_What is expected_. Count every line where "page" occurs. Give the total alone.
═══ Records for the task ═══
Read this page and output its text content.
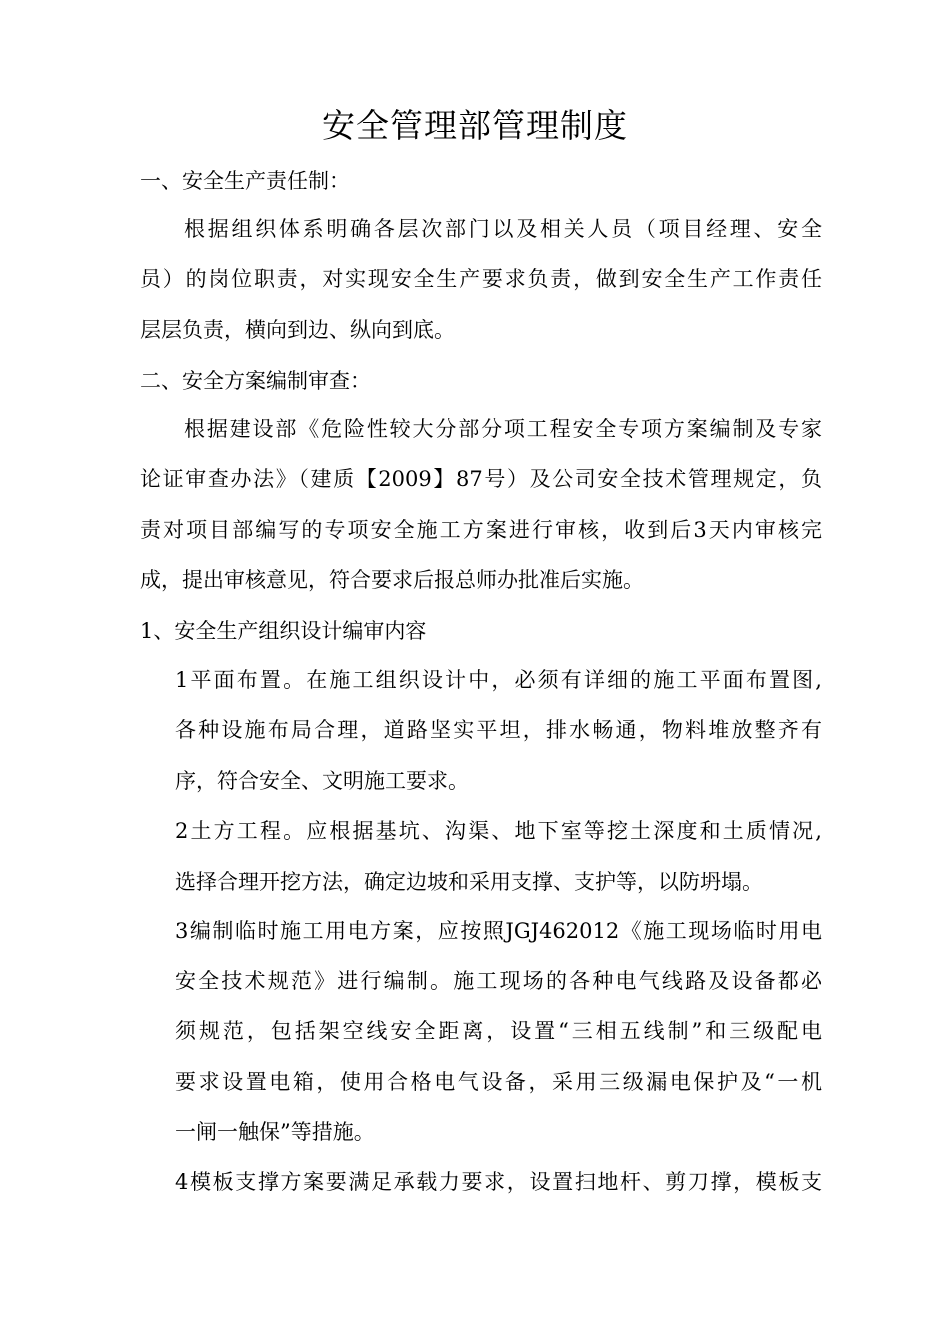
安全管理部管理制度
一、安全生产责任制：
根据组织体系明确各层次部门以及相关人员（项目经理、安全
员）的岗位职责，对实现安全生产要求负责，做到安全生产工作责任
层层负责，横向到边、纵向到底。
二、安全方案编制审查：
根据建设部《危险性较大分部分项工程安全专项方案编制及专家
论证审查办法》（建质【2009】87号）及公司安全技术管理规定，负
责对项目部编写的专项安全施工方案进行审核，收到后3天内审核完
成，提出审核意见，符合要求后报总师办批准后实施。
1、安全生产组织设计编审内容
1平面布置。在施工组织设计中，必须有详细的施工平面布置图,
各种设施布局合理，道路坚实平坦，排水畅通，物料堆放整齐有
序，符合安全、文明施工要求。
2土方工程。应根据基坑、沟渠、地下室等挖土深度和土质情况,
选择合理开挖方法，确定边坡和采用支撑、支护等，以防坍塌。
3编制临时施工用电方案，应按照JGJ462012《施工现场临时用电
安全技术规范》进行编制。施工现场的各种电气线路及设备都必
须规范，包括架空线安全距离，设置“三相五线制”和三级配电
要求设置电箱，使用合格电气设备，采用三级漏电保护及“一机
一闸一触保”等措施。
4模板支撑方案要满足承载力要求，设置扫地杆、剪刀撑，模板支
═══
═══ Records for the task ═══
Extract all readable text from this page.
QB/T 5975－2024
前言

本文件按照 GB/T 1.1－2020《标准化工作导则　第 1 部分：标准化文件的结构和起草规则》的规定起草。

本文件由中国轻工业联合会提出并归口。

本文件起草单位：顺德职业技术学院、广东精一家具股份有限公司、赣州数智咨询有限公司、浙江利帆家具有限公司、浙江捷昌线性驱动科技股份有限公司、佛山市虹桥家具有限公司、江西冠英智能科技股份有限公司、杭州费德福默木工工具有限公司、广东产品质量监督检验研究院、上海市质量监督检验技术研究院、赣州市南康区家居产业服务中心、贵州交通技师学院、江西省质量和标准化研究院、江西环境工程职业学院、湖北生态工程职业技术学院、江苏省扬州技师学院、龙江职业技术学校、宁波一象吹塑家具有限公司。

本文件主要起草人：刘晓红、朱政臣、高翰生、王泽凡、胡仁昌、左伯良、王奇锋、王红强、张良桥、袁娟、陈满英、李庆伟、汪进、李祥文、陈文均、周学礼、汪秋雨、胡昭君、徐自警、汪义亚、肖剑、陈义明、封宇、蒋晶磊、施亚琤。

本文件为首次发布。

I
═══
_Task result_. 2